Given data:
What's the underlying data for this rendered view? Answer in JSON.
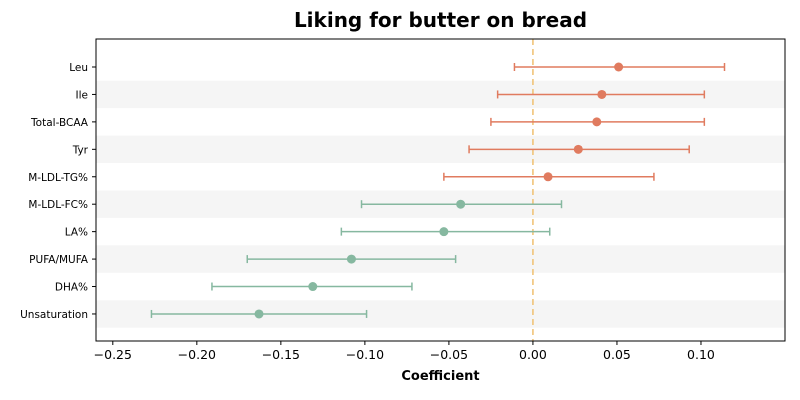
{
  "chart_data": {
    "type": "scatter",
    "title": "Liking for butter on bread",
    "xlabel": "Coefficient",
    "ylabel": "",
    "xlim": [
      -0.26,
      0.15
    ],
    "xticks": [
      -0.25,
      -0.2,
      -0.15,
      -0.1,
      -0.05,
      0.0,
      0.05,
      0.1
    ],
    "xtick_labels": [
      "−0.25",
      "−0.20",
      "−0.15",
      "−0.10",
      "−0.05",
      "0.00",
      "0.05",
      "0.10"
    ],
    "reference_line": {
      "x": 0.0,
      "color": "#f0c070",
      "style": "dashed"
    },
    "grid": false,
    "legend": "none",
    "row_banding": true,
    "colors": {
      "positive": "#e07b5f",
      "negative": "#86b8a0",
      "band": "#f5f5f5",
      "axis": "#000000"
    },
    "rows": [
      {
        "label": "Leu",
        "estimate": 0.051,
        "ci_low": -0.011,
        "ci_high": 0.114
      },
      {
        "label": "Ile",
        "estimate": 0.041,
        "ci_low": -0.021,
        "ci_high": 0.102
      },
      {
        "label": "Total-BCAA",
        "estimate": 0.038,
        "ci_low": -0.025,
        "ci_high": 0.102
      },
      {
        "label": "Tyr",
        "estimate": 0.027,
        "ci_low": -0.038,
        "ci_high": 0.093
      },
      {
        "label": "M-LDL-TG%",
        "estimate": 0.009,
        "ci_low": -0.053,
        "ci_high": 0.072
      },
      {
        "label": "M-LDL-FC%",
        "estimate": -0.043,
        "ci_low": -0.102,
        "ci_high": 0.017
      },
      {
        "label": "LA%",
        "estimate": -0.053,
        "ci_low": -0.114,
        "ci_high": 0.01
      },
      {
        "label": "PUFA/MUFA",
        "estimate": -0.108,
        "ci_low": -0.17,
        "ci_high": -0.046
      },
      {
        "label": "DHA%",
        "estimate": -0.131,
        "ci_low": -0.191,
        "ci_high": -0.072
      },
      {
        "label": "Unsaturation",
        "estimate": -0.163,
        "ci_low": -0.227,
        "ci_high": -0.099
      }
    ]
  }
}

Objective:
Pull out every line holding "estimate" from the records above, and copy it.

Correct answer:
        "estimate": 0.051,
        "estimate": 0.041,
        "estimate": 0.038,
        "estimate": 0.027,
        "estimate": 0.009,
        "estimate": -0.043,
        "estimate": -0.053,
        "estimate": -0.108,
        "estimate": -0.131,
        "estimate": -0.163,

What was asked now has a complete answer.